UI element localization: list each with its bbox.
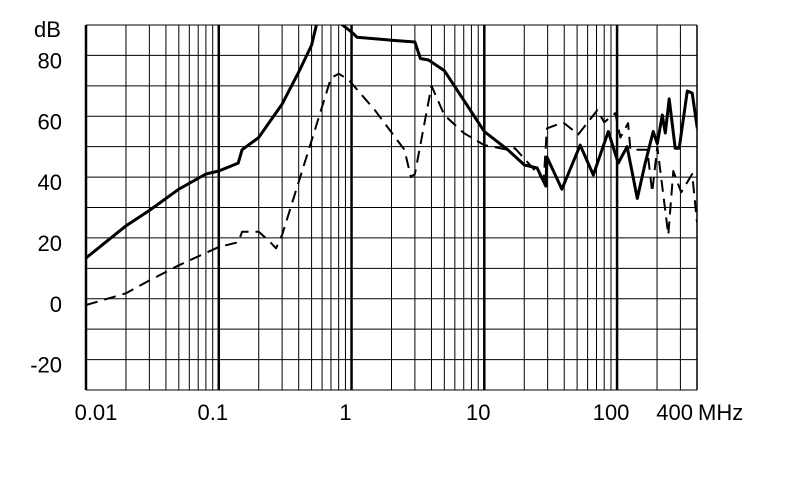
- y-tick-label: 80: [38, 48, 62, 73]
- series-group: [86, 25, 697, 307]
- x-tick-label: 10: [466, 400, 490, 425]
- y-tick-label: 20: [38, 231, 62, 256]
- x-tick-labels: 0.01 0.1 1 10 100 400: [75, 400, 693, 425]
- y-tick-label: 0: [50, 292, 62, 317]
- x-tick-label: 0.1: [197, 400, 228, 425]
- grid: [84, 24, 698, 391]
- x-tick-label: 400: [656, 400, 693, 425]
- x-axis-unit: MHz: [698, 400, 743, 425]
- y-tick-label: 40: [38, 170, 62, 195]
- x-tick-label: 100: [593, 400, 630, 425]
- x-tick-label: 1: [339, 400, 351, 425]
- y-tick-label: -20: [30, 353, 62, 378]
- x-tick-label: 0.01: [75, 400, 118, 425]
- y-tick-label: 60: [38, 109, 62, 134]
- solid-series-line: [86, 25, 697, 260]
- y-tick-labels: 80 60 40 20 0 -20: [30, 48, 62, 377]
- y-axis-label: dB: [34, 17, 61, 42]
- dashed-series-line: [86, 72, 697, 307]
···
■ YOUR OBJECTIVE: Please repeat the data above with "x-axis-unit" changed to "x-unit-label" and nothing else altered, and leave out the pictures.

■ WRITTEN SOLUTION:
UI element localization: list each with its bbox.
- y-tick-label: 80: [38, 48, 62, 73]
- series-group: [86, 25, 697, 307]
- x-tick-label: 10: [466, 400, 490, 425]
- y-tick-label: 20: [38, 231, 62, 256]
- x-tick-labels: 0.01 0.1 1 10 100 400: [75, 400, 693, 425]
- y-tick-label: 0: [50, 292, 62, 317]
- x-tick-label: 0.1: [197, 400, 228, 425]
- grid: [84, 24, 698, 391]
- x-tick-label: 400: [656, 400, 693, 425]
- x-unit-label: MHz: [698, 400, 743, 425]
- y-tick-label: 40: [38, 170, 62, 195]
- x-tick-label: 100: [593, 400, 630, 425]
- x-tick-label: 1: [339, 400, 351, 425]
- y-tick-label: -20: [30, 353, 62, 378]
- x-tick-label: 0.01: [75, 400, 118, 425]
- y-tick-label: 60: [38, 109, 62, 134]
- solid-series-line: [86, 25, 697, 260]
- y-tick-labels: 80 60 40 20 0 -20: [30, 48, 62, 377]
- y-axis-label: dB: [34, 17, 61, 42]
- dashed-series-line: [86, 72, 697, 307]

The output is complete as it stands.